--- SET PROBLEM ---
Take the material below and retype it in full; pictures are left out.

---------- GIVEN DATA ----------

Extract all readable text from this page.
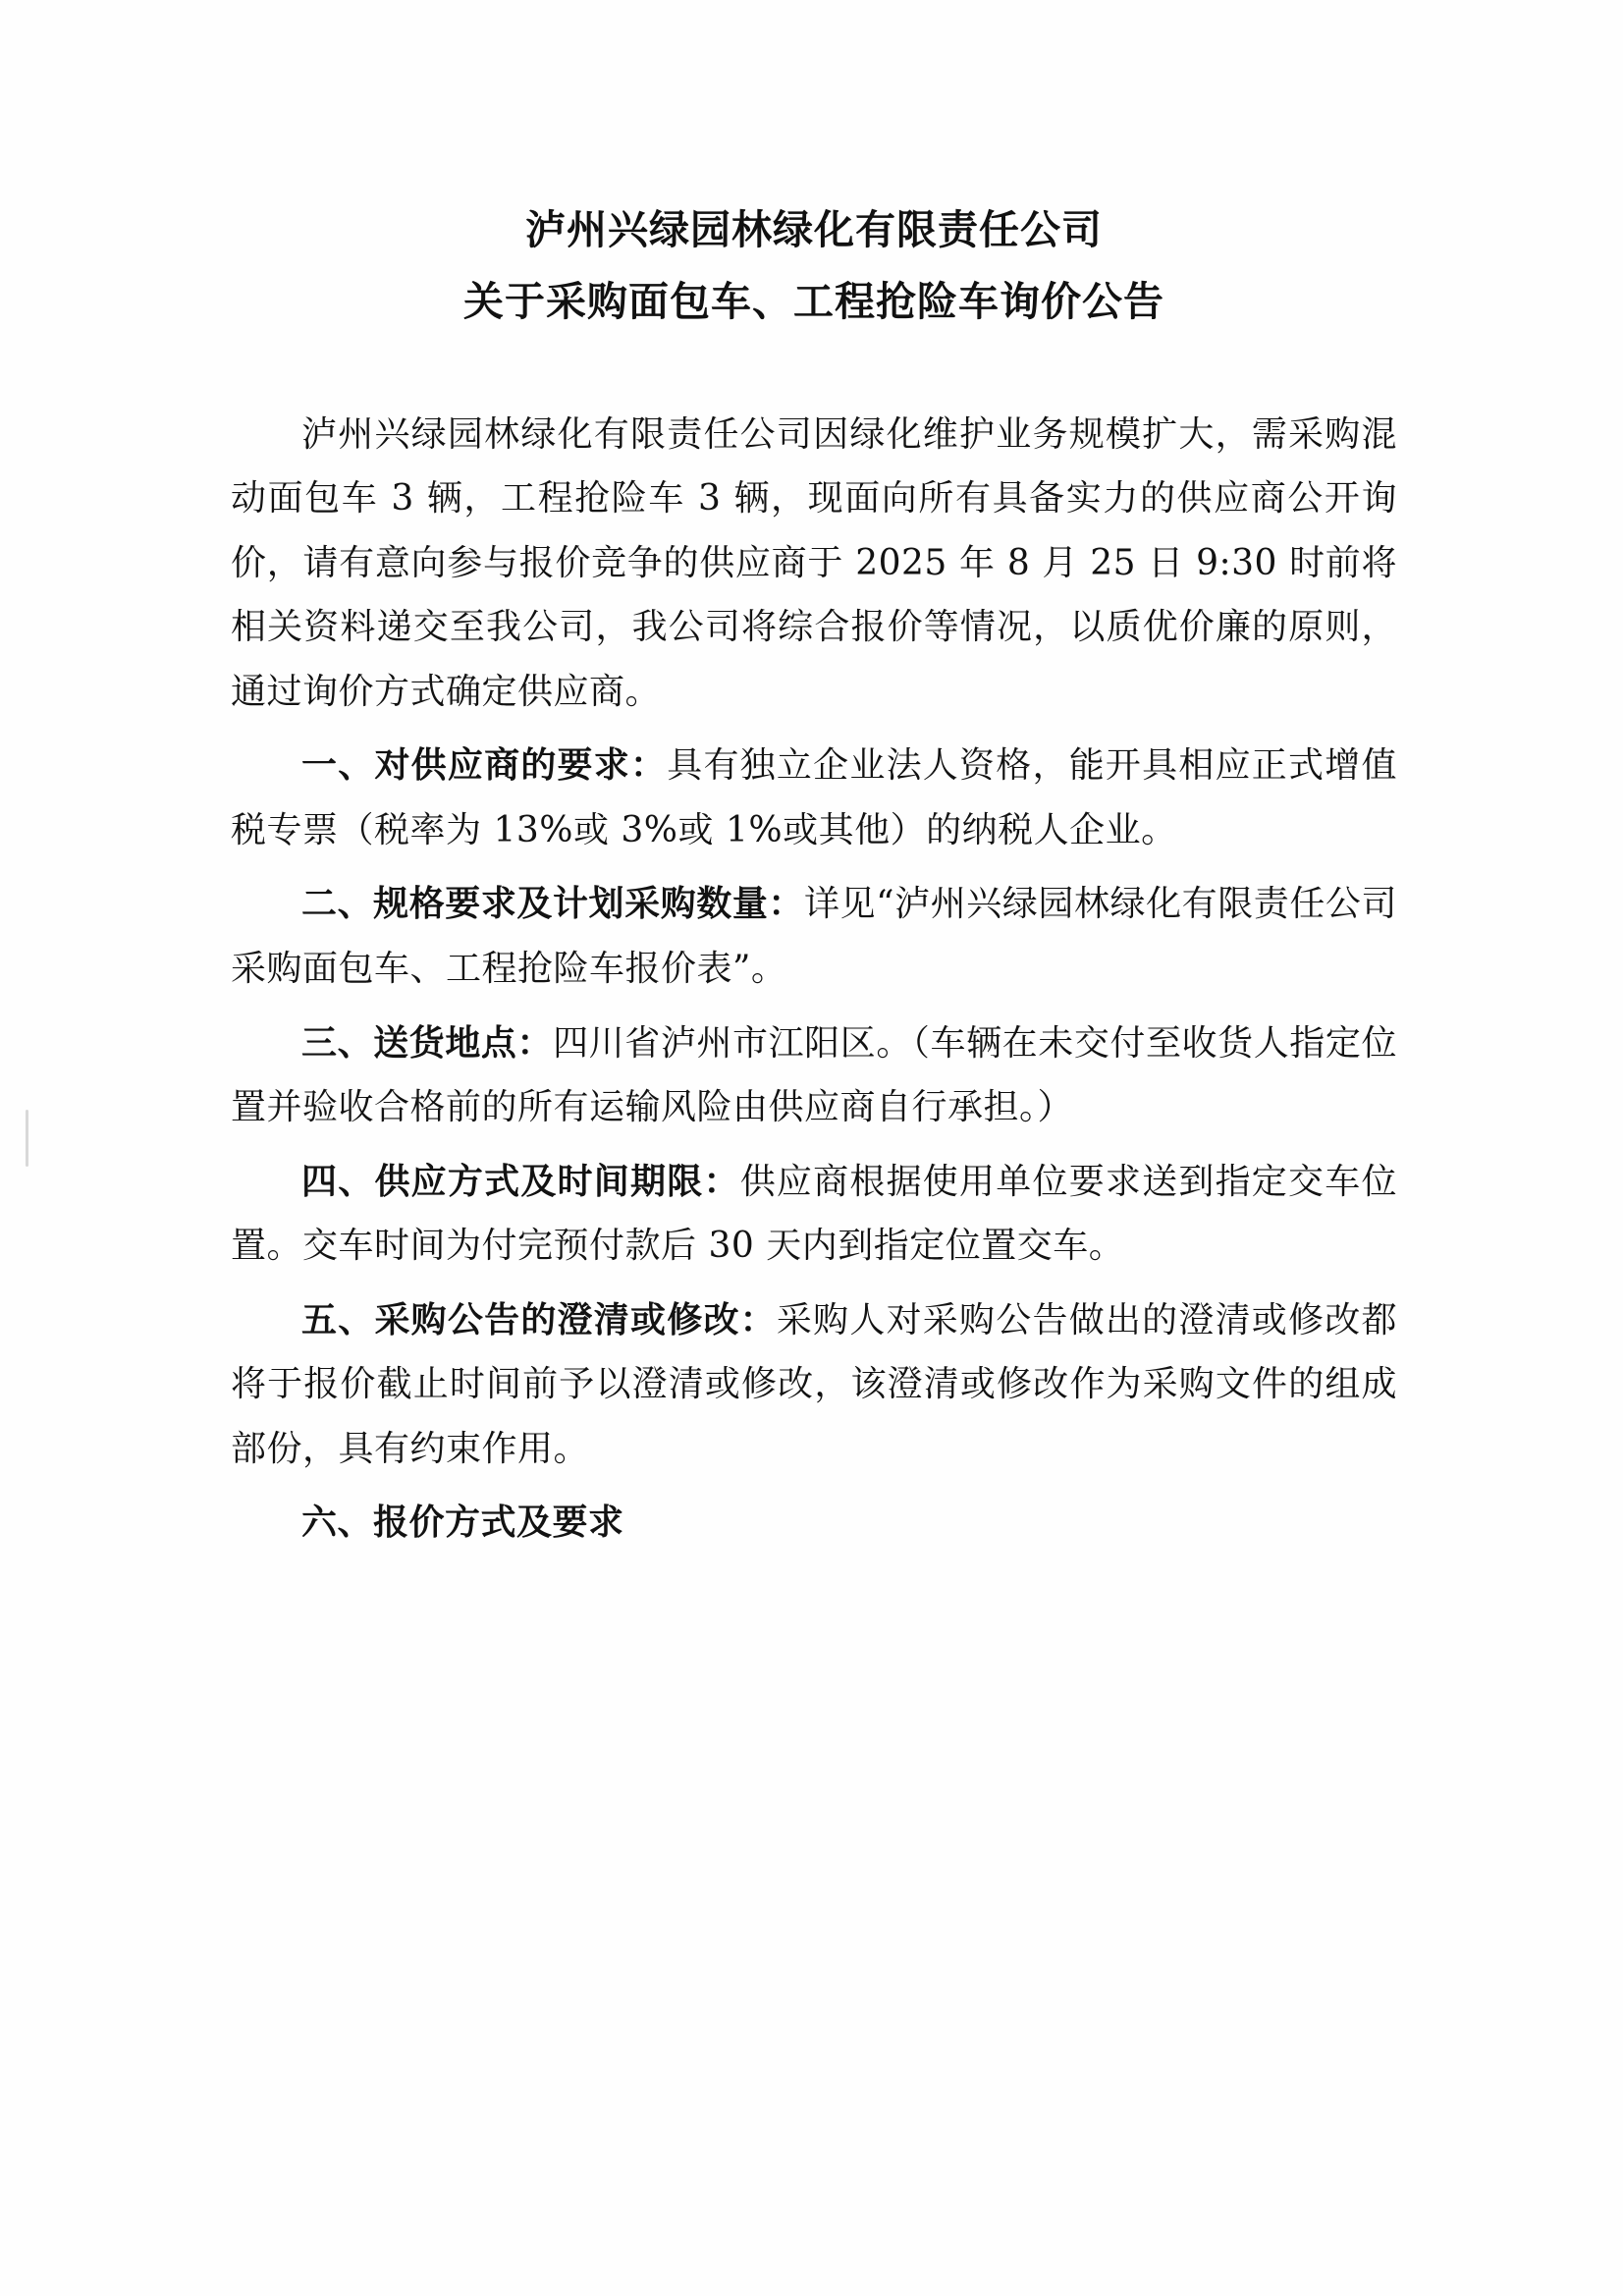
泸州兴绿园林绿化有限责任公司
关于采购面包车、工程抢险车询价公告

泸州兴绿园林绿化有限责任公司因绿化维护业务规模扩大，需采购混动面包车 3 辆，工程抢险车 3 辆，现面向所有具备实力的供应商公开询价，请有意向参与报价竞争的供应商于 2025 年 8 月 25 日 9:30 时前将相关资料递交至我公司，我公司将综合报价等情况，以质优价廉的原则，通过询价方式确定供应商。

一、对供应商的要求：具有独立企业法人资格，能开具相应正式增值税专票（税率为 13%或 3%或 1%或其他）的纳税人企业。

二、规格要求及计划采购数量：详见“泸州兴绿园林绿化有限责任公司采购面包车、工程抢险车报价表”。

三、送货地点：四川省泸州市江阳区。（车辆在未交付至收货人指定位置并验收合格前的所有运输风险由供应商自行承担。）

四、供应方式及时间期限：供应商根据使用单位要求送到指定交车位置。交车时间为付完预付款后 30 天内到指定位置交车。

五、采购公告的澄清或修改：采购人对采购公告做出的澄清或修改都将于报价截止时间前予以澄清或修改，该澄清或修改作为采购文件的组成部份，具有约束作用。

六、报价方式及要求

----------

--- REPLY TO THE EXERCISE ---
Extract all readable text from this page.
泸州兴绿园林绿化有限责任公司
关于采购面包车、工程抢险车询价公告

泸州兴绿园林绿化有限责任公司因绿化维护业务规模扩大，需采购混动面包车 3 辆，工程抢险车 3 辆，现面向所有具备实力的供应商公开询价，请有意向参与报价竞争的供应商于 2025 年 8 月 25 日 9:30 时前将相关资料递交至我公司，我公司将综合报价等情况，以质优价廉的原则，通过询价方式确定供应商。

一、对供应商的要求：具有独立企业法人资格，能开具相应正式增值税专票（税率为 13%或 3%或 1%或其他）的纳税人企业。

二、规格要求及计划采购数量：详见“泸州兴绿园林绿化有限责任公司采购面包车、工程抢险车报价表”。

三、送货地点：四川省泸州市江阳区。（车辆在未交付至收货人指定位置并验收合格前的所有运输风险由供应商自行承担。）

四、供应方式及时间期限：供应商根据使用单位要求送到指定交车位置。交车时间为付完预付款后 30 天内到指定位置交车。

五、采购公告的澄清或修改：采购人对采购公告做出的澄清或修改都将于报价截止时间前予以澄清或修改，该澄清或修改作为采购文件的组成部份，具有约束作用。

六、报价方式及要求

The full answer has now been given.